◆ **Supplied data**:
--- begin ---
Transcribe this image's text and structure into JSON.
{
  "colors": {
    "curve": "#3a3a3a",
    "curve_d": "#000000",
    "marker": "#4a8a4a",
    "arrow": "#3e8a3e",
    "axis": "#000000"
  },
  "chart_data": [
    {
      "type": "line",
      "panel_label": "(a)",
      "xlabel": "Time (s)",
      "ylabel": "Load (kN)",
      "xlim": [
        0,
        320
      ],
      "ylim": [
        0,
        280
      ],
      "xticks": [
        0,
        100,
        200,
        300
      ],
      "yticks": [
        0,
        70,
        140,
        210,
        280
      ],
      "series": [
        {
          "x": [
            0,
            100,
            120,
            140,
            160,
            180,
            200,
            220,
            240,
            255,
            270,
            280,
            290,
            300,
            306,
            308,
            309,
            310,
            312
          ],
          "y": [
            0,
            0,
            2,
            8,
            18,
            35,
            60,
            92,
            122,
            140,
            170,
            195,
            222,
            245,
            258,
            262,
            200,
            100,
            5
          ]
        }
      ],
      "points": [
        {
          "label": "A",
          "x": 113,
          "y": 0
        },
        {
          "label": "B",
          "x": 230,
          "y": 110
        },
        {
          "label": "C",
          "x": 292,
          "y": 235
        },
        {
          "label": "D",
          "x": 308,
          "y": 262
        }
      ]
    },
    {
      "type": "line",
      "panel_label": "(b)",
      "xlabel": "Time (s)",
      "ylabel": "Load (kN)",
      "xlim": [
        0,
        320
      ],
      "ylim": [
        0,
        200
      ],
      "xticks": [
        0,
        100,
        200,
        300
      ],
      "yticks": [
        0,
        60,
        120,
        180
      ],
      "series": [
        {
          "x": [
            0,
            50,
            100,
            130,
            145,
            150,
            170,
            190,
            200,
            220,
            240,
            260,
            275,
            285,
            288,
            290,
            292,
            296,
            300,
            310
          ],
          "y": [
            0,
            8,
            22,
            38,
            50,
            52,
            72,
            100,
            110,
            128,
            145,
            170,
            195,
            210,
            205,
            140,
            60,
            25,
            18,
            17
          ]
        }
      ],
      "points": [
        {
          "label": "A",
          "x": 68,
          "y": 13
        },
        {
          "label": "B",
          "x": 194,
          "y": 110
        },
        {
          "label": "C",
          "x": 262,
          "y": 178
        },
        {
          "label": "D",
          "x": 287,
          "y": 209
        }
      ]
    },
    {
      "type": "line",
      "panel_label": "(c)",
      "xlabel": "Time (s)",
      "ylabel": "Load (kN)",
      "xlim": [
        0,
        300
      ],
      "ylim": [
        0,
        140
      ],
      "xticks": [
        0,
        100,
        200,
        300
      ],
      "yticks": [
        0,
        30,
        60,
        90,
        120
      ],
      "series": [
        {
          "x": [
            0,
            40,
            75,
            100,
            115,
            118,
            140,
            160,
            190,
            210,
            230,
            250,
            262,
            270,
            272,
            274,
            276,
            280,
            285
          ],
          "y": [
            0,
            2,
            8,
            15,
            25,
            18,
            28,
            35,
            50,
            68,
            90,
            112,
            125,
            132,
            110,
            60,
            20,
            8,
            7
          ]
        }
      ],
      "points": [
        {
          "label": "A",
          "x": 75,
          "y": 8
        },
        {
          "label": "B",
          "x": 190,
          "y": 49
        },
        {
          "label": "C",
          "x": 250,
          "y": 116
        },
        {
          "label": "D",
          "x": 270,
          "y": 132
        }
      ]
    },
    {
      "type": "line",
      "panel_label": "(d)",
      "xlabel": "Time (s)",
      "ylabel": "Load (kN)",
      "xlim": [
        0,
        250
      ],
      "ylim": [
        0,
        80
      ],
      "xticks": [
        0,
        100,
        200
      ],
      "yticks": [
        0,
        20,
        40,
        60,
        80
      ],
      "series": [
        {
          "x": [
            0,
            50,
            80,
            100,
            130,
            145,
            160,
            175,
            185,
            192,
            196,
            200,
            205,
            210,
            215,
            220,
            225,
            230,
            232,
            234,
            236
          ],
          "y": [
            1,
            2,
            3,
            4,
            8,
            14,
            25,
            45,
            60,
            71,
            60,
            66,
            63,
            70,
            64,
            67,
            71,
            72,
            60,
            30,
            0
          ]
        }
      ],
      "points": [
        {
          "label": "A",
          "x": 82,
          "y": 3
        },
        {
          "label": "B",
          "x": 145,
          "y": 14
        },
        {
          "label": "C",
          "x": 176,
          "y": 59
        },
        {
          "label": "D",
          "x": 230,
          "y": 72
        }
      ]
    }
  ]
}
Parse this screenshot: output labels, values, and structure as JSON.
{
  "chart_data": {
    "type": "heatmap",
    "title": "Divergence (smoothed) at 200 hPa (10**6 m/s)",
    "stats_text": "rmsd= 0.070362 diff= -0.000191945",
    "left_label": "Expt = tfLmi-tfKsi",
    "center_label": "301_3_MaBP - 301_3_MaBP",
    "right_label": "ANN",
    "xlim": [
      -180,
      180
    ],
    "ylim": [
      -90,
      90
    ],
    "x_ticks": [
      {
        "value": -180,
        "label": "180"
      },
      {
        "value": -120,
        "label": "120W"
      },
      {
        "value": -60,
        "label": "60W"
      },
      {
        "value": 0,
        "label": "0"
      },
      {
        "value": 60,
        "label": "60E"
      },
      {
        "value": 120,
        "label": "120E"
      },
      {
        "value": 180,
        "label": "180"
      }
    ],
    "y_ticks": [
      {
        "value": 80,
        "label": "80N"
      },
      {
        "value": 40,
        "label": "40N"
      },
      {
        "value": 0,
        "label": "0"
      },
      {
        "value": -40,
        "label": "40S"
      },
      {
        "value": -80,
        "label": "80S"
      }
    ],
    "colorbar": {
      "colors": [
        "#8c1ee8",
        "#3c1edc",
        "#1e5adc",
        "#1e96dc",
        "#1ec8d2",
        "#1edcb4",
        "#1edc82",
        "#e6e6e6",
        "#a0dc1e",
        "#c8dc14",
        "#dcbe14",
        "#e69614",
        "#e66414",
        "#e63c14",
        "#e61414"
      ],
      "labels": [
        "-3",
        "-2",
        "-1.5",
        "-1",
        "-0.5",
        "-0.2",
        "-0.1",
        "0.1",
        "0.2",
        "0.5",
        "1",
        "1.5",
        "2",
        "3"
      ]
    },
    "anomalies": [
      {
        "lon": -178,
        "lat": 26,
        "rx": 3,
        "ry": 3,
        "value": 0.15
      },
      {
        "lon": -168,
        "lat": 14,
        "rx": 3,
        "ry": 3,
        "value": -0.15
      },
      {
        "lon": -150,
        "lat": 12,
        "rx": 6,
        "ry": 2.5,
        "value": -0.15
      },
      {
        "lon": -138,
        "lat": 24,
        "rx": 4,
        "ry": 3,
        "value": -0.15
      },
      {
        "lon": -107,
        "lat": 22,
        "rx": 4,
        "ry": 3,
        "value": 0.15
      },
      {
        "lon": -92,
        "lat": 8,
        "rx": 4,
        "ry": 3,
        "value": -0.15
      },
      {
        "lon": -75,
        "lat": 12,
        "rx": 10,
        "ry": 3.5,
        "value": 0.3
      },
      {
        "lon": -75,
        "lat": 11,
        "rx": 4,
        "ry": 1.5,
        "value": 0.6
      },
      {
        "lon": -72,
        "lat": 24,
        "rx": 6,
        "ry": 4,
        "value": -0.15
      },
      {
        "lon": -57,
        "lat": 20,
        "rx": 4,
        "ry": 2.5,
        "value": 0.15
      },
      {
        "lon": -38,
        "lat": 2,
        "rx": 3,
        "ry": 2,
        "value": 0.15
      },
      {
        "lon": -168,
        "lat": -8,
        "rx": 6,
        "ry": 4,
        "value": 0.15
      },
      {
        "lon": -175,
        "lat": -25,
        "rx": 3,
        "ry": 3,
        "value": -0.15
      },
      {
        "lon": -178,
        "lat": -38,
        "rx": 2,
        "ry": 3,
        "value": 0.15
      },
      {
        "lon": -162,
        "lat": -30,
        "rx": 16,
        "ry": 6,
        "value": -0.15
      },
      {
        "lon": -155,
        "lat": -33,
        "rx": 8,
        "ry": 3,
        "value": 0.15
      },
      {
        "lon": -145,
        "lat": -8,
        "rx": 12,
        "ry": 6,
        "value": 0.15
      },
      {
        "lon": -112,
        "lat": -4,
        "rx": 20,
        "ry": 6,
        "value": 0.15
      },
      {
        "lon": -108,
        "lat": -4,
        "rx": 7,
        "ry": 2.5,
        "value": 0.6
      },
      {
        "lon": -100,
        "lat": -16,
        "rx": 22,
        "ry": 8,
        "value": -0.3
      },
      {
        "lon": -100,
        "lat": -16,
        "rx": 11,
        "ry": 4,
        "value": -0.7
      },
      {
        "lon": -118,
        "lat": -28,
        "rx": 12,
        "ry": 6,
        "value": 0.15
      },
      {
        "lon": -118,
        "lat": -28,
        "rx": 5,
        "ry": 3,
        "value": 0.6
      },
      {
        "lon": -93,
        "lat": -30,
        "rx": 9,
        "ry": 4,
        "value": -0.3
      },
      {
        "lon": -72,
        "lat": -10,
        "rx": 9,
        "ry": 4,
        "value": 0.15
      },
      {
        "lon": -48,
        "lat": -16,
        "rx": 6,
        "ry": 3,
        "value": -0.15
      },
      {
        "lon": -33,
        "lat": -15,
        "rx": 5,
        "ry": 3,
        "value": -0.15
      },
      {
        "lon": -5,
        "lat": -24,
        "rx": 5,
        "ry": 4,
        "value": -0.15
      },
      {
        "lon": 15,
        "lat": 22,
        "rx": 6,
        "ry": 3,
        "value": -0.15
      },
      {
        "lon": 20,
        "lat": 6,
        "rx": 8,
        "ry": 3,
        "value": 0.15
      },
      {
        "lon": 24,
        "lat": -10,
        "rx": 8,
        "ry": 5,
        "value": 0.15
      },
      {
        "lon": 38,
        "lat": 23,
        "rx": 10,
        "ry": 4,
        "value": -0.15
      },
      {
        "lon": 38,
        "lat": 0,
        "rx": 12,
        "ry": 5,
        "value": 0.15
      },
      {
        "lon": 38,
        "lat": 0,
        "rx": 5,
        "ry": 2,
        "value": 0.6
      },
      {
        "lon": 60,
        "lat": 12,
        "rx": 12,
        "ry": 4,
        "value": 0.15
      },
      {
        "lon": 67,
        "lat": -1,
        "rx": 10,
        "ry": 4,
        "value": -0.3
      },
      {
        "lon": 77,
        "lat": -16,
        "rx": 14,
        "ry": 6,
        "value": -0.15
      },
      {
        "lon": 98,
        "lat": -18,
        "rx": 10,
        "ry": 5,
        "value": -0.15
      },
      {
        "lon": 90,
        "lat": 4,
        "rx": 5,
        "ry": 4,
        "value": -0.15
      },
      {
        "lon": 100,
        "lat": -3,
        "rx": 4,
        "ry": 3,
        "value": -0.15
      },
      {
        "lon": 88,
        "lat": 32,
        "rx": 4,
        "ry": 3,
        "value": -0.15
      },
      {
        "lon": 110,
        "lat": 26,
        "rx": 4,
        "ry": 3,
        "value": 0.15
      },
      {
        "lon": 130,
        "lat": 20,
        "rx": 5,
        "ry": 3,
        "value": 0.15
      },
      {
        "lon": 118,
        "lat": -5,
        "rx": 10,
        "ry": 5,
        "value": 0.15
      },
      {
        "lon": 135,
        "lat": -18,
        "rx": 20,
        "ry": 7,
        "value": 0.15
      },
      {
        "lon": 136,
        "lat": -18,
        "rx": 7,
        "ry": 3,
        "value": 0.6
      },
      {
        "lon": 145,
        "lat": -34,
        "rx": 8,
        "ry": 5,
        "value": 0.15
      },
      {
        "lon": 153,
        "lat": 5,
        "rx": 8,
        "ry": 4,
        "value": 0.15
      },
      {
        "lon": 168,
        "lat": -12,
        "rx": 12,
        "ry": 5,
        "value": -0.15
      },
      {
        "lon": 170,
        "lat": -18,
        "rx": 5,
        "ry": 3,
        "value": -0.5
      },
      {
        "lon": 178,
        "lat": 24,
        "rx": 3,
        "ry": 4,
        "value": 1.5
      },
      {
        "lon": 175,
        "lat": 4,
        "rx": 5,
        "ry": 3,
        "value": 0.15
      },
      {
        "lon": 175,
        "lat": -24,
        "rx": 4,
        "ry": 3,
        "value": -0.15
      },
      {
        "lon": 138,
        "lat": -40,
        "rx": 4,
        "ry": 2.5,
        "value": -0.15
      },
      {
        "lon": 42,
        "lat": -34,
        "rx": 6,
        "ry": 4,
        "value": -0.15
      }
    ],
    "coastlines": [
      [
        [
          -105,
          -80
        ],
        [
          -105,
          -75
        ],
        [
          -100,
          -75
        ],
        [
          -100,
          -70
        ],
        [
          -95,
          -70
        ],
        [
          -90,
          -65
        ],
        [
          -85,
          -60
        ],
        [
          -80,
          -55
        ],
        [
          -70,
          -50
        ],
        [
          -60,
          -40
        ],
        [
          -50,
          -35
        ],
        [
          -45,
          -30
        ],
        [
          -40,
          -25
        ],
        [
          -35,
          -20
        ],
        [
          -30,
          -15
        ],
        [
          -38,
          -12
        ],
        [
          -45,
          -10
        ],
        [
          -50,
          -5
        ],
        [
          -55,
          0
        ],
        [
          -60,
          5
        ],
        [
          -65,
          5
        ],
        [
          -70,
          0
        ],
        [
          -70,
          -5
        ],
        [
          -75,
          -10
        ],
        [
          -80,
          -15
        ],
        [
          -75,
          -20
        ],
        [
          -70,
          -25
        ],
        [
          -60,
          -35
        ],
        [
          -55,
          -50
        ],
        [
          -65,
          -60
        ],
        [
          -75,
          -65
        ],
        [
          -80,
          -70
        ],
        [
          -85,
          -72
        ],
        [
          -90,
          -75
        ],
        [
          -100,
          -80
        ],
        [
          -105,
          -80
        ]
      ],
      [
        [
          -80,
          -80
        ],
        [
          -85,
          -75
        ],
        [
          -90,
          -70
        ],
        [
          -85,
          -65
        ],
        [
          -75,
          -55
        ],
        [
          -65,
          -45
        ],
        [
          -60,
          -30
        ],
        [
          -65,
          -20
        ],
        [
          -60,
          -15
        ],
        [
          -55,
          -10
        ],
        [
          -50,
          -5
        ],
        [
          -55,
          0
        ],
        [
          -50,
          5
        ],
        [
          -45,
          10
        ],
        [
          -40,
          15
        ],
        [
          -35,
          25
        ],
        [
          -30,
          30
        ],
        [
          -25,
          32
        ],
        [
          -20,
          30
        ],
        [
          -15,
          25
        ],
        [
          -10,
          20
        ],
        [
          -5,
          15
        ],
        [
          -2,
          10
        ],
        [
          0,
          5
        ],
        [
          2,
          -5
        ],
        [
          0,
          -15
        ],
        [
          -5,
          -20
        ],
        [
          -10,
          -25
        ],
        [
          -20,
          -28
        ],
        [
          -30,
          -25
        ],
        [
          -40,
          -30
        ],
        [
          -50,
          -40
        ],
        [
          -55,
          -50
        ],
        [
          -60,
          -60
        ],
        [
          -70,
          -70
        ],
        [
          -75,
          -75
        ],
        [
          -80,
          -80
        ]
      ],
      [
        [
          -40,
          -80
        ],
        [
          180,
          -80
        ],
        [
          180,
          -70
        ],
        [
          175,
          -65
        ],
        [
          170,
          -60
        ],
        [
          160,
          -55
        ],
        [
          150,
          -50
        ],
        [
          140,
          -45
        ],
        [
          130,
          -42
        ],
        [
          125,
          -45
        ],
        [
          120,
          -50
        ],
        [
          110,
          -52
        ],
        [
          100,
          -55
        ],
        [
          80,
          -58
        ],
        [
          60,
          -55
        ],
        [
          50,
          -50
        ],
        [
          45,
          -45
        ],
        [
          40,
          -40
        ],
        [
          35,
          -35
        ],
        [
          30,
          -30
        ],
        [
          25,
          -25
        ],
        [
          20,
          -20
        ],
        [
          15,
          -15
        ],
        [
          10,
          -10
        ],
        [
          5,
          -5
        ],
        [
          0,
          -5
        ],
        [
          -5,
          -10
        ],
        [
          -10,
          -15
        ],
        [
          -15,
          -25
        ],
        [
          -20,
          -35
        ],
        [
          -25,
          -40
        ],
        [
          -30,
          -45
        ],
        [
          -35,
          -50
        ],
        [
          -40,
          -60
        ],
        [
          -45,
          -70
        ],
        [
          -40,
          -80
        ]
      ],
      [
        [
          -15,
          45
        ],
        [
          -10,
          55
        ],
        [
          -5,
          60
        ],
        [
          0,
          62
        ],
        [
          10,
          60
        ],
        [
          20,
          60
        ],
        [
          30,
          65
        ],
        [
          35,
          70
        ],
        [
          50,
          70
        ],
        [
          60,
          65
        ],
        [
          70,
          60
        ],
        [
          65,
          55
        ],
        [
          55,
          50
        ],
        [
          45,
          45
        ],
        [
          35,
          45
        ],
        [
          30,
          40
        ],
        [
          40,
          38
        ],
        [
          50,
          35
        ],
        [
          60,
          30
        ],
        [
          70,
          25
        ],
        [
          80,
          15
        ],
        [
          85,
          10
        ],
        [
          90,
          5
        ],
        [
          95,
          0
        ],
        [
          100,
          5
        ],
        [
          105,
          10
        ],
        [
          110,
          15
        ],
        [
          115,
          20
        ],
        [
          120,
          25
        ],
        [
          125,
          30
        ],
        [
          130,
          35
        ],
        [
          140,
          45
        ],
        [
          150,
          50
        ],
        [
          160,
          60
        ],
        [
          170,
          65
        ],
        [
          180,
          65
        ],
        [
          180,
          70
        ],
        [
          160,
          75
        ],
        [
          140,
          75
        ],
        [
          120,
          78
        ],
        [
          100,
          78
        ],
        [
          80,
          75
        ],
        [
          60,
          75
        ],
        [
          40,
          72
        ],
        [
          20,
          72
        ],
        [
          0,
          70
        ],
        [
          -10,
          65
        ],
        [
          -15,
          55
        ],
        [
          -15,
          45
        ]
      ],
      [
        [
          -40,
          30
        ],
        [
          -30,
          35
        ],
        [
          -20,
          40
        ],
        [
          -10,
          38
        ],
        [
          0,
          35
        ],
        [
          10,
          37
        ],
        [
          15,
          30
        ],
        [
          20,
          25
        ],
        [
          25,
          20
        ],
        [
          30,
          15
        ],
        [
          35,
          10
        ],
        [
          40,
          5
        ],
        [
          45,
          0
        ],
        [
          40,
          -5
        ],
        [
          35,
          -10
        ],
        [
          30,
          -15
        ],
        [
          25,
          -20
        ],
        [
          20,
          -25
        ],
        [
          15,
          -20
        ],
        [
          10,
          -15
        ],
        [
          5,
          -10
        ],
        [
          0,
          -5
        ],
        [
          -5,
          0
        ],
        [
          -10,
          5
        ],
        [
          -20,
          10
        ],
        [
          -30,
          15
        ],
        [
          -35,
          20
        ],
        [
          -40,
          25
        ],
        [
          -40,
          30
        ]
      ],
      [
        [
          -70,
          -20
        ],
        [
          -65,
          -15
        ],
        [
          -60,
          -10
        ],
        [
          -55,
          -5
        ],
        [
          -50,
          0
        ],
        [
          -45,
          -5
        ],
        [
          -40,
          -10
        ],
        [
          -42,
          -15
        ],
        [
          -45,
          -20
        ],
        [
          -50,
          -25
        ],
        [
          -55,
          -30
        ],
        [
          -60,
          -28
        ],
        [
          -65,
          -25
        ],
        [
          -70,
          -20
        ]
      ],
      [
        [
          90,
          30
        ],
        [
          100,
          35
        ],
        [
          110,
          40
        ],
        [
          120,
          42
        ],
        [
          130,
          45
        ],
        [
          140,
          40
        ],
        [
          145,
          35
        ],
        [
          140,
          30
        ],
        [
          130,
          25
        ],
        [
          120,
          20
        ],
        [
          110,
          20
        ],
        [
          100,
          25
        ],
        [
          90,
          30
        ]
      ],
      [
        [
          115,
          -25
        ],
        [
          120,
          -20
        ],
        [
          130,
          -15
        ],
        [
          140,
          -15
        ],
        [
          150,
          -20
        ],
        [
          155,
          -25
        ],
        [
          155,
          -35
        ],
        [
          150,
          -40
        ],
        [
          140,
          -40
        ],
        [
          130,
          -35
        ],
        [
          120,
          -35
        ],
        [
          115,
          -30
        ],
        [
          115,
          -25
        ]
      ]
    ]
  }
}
--- end ---
◆ **What the exercise asks**:
Copy each line of the records above that carries the word "this".

◆ **Task response**:
Transcribe this image's text and structure into JSON.
Parse this screenshot: output labels, values, and structure as JSON.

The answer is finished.